[start]

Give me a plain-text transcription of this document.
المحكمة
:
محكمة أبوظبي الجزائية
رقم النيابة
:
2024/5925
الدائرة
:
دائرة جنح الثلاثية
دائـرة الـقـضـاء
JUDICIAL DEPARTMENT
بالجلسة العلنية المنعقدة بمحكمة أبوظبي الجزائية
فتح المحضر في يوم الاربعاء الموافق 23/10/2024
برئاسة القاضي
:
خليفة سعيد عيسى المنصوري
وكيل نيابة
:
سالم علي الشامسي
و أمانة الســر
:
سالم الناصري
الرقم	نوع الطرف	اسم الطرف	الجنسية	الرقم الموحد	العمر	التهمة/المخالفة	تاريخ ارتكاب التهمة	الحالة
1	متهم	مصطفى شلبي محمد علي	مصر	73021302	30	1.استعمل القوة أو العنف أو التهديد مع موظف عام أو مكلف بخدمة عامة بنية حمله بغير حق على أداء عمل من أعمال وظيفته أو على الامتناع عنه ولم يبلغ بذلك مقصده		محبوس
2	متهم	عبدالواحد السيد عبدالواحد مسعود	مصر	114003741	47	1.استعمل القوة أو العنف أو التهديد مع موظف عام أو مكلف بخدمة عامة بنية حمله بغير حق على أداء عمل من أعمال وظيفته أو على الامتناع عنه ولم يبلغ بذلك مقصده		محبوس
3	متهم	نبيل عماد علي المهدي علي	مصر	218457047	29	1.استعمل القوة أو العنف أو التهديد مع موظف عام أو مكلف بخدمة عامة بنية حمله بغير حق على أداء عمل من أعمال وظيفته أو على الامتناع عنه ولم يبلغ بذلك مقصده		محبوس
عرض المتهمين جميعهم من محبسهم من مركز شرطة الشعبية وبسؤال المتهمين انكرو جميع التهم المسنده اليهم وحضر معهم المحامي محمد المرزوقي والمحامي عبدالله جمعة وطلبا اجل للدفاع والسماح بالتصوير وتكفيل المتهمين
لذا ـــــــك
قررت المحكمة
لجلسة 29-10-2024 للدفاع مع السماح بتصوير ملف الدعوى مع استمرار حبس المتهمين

[end]

AIM = Take every line from the data that contains the word "للدفاع".

RESULT OF THE EXERCISE =
عرض المتهمين جميعهم من محبسهم من مركز شرطة الشعبية وبسؤال المتهمين انكرو جميع التهم المسنده اليهم وحضر معهم المحامي محمد المرزوقي والمحامي عبدالله جمعة وطلبا اجل للدفاع والسماح بالتصوير وتكفيل المتهمين
لجلسة 29-10-2024 للدفاع مع السماح بتصوير ملف الدعوى مع استمرار حبس المتهمين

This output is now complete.